---------- DATA SUPPLIED ----------

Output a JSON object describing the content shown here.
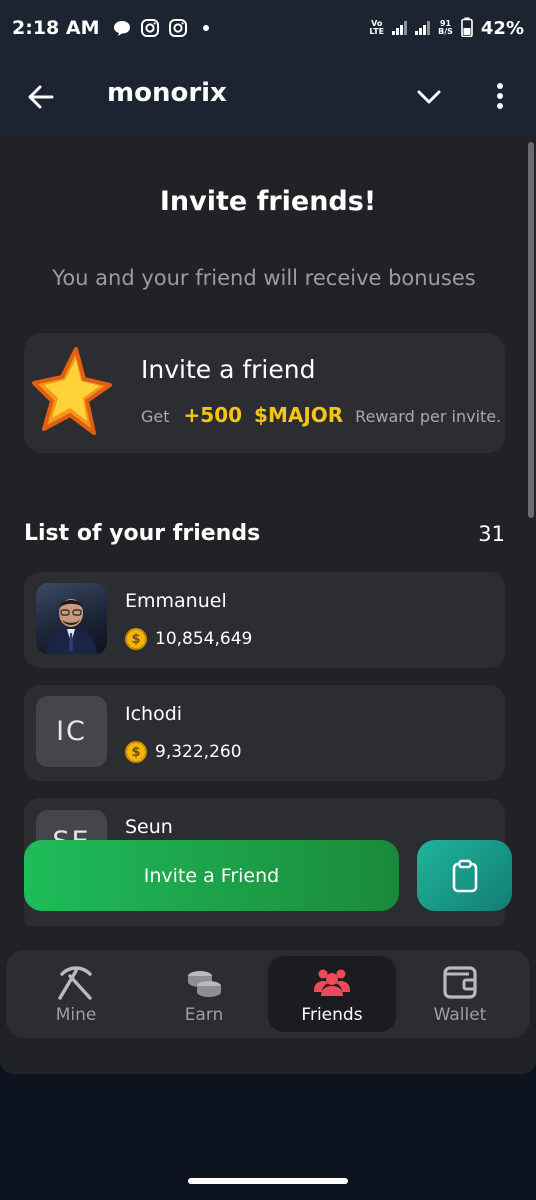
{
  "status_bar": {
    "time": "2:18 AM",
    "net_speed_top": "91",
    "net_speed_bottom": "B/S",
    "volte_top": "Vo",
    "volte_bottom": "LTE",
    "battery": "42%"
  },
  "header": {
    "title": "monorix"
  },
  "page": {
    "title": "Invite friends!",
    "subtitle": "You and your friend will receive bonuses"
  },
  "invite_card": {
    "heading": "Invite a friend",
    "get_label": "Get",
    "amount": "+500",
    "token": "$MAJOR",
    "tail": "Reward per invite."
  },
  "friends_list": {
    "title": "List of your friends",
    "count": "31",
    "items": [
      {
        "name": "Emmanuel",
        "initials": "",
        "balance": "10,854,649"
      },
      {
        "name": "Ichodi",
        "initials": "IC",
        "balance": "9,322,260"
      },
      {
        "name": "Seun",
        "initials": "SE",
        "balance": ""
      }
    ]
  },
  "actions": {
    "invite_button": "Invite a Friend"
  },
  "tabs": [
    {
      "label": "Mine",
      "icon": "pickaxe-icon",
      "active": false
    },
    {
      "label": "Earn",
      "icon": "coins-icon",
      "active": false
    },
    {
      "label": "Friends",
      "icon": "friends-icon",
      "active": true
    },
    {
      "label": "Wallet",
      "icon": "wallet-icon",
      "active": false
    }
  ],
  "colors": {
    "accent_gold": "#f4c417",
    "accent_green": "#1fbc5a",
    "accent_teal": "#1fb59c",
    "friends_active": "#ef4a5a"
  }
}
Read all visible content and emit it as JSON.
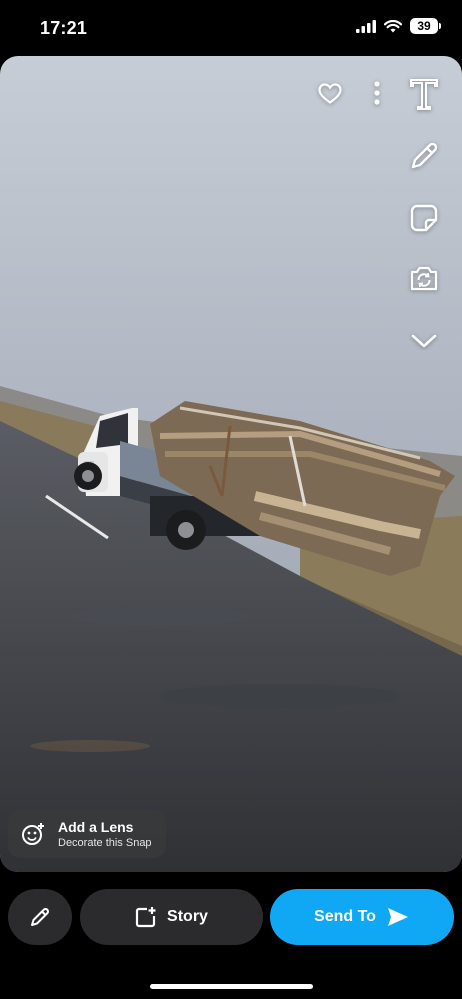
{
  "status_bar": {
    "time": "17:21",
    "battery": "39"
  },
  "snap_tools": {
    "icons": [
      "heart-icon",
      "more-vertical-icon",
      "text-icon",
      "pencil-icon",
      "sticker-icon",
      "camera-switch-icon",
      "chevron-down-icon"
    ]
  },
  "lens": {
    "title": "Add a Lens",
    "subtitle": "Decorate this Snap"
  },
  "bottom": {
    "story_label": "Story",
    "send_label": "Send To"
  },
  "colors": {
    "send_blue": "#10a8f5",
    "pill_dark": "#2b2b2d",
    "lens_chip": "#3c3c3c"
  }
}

----------

WHAT IS REQUIRED
Extract word for word every line from the line that contains "Read all visible content and emit it as JSON." to the final line of the data, both included, and nothing else; skip the pictures.

SOLUTION
Read all visible content and emit it as JSON.
{
  "status_bar": {
    "time": "17:21",
    "battery": "39"
  },
  "snap_tools": {
    "icons": [
      "heart-icon",
      "more-vertical-icon",
      "text-icon",
      "pencil-icon",
      "sticker-icon",
      "camera-switch-icon",
      "chevron-down-icon"
    ]
  },
  "lens": {
    "title": "Add a Lens",
    "subtitle": "Decorate this Snap"
  },
  "bottom": {
    "story_label": "Story",
    "send_label": "Send To"
  },
  "colors": {
    "send_blue": "#10a8f5",
    "pill_dark": "#2b2b2d",
    "lens_chip": "#3c3c3c"
  }
}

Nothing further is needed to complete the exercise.